● Challenge
Copy every line from the data below in which the string "text" can be found.
* Start Provided information *
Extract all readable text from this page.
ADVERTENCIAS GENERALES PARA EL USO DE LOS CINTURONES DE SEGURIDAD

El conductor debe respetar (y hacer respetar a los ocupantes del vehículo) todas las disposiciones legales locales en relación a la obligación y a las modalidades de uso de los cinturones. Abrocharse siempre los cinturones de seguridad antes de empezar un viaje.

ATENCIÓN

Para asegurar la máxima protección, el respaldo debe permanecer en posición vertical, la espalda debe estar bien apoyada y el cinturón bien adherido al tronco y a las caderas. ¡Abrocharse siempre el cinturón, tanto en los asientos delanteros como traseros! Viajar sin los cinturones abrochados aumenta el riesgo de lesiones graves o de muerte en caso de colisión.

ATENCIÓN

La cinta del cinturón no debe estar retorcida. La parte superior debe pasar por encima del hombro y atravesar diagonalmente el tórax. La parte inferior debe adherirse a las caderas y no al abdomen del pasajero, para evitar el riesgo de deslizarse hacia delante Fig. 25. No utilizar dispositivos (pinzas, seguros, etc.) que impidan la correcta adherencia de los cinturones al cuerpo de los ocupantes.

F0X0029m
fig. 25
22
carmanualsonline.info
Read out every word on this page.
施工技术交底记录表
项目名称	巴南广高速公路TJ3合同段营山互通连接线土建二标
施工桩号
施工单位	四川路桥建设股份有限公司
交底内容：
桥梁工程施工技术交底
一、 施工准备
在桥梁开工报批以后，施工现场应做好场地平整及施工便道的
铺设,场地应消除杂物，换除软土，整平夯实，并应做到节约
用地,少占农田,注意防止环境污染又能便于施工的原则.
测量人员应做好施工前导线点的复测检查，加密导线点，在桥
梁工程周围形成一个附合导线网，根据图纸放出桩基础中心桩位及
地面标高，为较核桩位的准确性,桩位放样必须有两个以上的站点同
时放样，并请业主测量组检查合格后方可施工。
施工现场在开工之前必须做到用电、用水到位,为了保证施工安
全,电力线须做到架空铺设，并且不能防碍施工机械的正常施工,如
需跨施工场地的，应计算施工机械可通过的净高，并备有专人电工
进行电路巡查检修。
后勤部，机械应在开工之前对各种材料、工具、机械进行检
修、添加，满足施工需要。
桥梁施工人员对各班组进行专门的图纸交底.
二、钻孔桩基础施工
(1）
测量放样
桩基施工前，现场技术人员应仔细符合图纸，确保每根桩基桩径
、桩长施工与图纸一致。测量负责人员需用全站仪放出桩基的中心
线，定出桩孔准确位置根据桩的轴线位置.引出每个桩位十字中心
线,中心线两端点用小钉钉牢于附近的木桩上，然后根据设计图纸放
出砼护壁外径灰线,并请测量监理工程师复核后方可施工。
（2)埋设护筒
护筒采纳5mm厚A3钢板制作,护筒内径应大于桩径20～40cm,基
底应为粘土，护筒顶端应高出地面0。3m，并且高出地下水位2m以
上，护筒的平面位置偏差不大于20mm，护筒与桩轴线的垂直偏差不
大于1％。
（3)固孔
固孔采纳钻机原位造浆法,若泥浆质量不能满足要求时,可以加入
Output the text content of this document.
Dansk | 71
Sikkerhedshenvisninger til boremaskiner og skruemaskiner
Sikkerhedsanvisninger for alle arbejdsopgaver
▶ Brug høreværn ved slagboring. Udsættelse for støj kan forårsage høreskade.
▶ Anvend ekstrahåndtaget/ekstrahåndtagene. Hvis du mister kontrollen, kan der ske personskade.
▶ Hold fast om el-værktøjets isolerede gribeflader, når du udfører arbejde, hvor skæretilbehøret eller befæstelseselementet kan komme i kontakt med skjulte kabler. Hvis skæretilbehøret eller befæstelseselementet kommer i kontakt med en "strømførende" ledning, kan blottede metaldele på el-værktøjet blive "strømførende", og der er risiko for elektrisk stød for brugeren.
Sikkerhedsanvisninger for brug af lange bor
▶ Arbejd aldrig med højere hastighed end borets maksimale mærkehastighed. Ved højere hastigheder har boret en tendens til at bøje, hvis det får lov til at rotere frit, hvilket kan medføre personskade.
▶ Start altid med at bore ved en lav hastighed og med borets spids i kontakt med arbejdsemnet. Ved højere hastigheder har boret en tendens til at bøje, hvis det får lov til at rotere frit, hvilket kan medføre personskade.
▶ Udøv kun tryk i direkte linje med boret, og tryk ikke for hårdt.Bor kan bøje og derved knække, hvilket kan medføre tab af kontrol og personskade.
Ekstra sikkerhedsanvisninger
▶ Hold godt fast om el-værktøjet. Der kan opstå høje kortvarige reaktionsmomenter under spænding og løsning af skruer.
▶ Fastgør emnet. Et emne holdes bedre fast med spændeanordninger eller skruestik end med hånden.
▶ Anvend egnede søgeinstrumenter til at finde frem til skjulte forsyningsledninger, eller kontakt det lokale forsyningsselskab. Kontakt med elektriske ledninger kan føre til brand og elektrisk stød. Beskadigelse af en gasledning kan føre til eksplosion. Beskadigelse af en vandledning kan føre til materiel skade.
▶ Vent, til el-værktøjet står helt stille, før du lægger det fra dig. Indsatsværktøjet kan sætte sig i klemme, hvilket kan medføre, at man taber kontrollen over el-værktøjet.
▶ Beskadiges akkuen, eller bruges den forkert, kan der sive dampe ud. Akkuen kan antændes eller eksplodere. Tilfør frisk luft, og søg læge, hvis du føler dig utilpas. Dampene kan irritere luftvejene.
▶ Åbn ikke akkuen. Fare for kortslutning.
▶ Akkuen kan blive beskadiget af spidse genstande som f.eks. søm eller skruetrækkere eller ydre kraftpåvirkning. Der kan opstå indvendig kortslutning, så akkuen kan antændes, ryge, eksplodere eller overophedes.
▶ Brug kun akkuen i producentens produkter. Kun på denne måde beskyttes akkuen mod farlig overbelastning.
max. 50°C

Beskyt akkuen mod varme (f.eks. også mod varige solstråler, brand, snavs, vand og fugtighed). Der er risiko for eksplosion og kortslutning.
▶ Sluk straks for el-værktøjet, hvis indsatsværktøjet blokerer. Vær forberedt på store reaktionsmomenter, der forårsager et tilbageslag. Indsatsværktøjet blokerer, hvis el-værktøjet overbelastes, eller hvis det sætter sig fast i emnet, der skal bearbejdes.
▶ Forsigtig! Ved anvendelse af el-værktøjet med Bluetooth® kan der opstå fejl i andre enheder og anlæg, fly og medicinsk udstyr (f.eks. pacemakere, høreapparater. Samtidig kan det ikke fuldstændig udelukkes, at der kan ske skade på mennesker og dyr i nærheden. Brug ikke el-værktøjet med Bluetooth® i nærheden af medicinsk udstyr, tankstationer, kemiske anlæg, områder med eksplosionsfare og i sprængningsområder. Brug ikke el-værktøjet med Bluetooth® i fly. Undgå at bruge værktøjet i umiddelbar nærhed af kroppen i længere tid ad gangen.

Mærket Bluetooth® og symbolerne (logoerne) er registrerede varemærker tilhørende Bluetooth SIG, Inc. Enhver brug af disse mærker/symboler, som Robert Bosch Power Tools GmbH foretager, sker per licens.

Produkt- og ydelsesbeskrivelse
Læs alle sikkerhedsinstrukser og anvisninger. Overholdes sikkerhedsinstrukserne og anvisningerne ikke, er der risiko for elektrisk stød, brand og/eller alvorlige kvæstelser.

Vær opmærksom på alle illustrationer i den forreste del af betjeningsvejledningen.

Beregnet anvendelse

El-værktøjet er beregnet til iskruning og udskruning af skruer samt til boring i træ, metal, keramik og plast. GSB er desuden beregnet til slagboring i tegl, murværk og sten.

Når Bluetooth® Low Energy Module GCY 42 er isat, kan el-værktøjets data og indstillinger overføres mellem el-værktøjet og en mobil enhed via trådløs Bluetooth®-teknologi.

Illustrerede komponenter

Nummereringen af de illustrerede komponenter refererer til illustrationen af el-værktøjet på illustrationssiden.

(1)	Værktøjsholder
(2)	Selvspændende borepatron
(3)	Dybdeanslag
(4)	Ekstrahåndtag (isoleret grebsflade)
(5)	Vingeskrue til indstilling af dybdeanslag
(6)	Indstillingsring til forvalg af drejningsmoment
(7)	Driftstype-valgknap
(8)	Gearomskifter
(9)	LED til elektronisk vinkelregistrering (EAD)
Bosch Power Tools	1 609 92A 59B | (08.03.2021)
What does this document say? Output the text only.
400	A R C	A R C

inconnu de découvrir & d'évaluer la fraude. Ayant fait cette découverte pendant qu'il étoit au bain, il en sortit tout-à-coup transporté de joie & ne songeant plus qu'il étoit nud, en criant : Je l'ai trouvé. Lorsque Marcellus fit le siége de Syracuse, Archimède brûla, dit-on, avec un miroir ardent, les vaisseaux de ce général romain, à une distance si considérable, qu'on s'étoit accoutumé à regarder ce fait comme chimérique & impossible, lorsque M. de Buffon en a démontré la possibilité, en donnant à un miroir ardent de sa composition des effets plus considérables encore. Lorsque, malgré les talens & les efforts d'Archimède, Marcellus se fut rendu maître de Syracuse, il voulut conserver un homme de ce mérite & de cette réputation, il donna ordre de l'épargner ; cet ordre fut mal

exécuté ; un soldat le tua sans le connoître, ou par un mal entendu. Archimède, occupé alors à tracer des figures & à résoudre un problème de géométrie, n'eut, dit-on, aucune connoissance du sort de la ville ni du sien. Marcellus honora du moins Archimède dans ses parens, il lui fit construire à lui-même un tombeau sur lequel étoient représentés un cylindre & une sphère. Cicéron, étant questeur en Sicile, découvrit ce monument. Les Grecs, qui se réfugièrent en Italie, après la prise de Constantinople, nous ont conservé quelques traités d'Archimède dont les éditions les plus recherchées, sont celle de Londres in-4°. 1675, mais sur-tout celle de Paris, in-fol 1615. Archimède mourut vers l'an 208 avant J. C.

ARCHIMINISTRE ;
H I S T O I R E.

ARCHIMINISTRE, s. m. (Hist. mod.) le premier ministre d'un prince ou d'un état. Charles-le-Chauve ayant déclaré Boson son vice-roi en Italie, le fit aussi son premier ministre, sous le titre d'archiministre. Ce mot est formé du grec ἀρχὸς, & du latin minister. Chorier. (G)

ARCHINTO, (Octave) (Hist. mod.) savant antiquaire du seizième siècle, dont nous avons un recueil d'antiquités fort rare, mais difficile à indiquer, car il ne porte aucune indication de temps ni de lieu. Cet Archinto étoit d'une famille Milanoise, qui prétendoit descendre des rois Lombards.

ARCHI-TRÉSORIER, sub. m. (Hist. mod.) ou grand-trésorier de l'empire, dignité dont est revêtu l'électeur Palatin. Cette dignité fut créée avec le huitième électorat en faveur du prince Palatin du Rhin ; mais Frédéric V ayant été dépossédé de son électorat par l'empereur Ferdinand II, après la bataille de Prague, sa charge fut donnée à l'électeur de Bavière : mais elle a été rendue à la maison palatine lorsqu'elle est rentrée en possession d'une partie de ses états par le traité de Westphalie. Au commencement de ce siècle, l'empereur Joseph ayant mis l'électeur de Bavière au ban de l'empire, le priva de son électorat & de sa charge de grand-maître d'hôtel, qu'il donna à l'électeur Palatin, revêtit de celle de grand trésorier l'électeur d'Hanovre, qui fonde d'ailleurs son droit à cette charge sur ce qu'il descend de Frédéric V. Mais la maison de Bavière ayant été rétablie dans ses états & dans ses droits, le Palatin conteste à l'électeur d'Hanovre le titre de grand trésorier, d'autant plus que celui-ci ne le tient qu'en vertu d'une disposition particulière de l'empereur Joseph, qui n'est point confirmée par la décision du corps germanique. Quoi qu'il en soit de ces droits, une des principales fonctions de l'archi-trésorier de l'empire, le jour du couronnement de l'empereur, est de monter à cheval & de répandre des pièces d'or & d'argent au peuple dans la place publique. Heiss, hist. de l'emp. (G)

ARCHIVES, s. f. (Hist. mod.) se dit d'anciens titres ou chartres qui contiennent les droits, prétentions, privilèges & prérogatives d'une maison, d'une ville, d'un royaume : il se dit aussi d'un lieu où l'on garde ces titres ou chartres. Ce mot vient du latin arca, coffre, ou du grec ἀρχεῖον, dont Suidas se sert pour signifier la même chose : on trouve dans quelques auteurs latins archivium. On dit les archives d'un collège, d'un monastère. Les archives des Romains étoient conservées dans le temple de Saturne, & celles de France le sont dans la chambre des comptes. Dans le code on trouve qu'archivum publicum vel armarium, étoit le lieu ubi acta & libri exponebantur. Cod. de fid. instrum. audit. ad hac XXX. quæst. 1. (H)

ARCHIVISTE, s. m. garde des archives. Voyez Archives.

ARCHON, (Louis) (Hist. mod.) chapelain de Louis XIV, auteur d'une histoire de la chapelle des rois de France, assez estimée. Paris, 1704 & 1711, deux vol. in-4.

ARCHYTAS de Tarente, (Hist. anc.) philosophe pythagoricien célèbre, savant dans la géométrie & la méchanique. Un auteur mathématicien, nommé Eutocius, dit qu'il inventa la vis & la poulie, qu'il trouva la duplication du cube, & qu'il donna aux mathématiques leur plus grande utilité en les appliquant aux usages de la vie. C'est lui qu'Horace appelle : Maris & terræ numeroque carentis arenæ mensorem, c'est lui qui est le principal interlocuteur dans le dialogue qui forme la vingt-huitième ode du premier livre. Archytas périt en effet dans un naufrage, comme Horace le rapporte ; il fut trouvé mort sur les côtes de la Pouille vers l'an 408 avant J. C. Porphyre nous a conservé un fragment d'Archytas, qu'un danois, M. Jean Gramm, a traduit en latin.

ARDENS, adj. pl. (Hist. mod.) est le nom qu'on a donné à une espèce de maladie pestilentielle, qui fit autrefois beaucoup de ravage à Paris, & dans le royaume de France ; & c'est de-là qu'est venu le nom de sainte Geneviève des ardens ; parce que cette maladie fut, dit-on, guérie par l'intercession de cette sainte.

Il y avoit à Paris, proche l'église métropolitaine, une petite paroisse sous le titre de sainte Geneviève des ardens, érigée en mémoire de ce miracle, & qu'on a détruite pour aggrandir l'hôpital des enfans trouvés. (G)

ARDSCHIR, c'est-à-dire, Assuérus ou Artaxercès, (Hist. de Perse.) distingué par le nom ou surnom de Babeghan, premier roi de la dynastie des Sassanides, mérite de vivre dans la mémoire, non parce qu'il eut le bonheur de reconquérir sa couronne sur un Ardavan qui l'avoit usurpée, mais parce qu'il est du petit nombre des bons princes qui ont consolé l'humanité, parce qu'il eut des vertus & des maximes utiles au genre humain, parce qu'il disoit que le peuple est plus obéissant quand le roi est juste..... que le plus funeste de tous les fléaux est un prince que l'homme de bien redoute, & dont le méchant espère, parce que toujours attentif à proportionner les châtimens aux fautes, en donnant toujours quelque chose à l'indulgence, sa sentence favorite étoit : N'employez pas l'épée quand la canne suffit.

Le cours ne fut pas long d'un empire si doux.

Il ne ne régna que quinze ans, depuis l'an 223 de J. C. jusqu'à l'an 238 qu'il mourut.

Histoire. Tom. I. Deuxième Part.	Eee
* End Provided information *
● Result
Extract all readable text from this page.
Output the text content of this document.
What does this document say? Output the text only.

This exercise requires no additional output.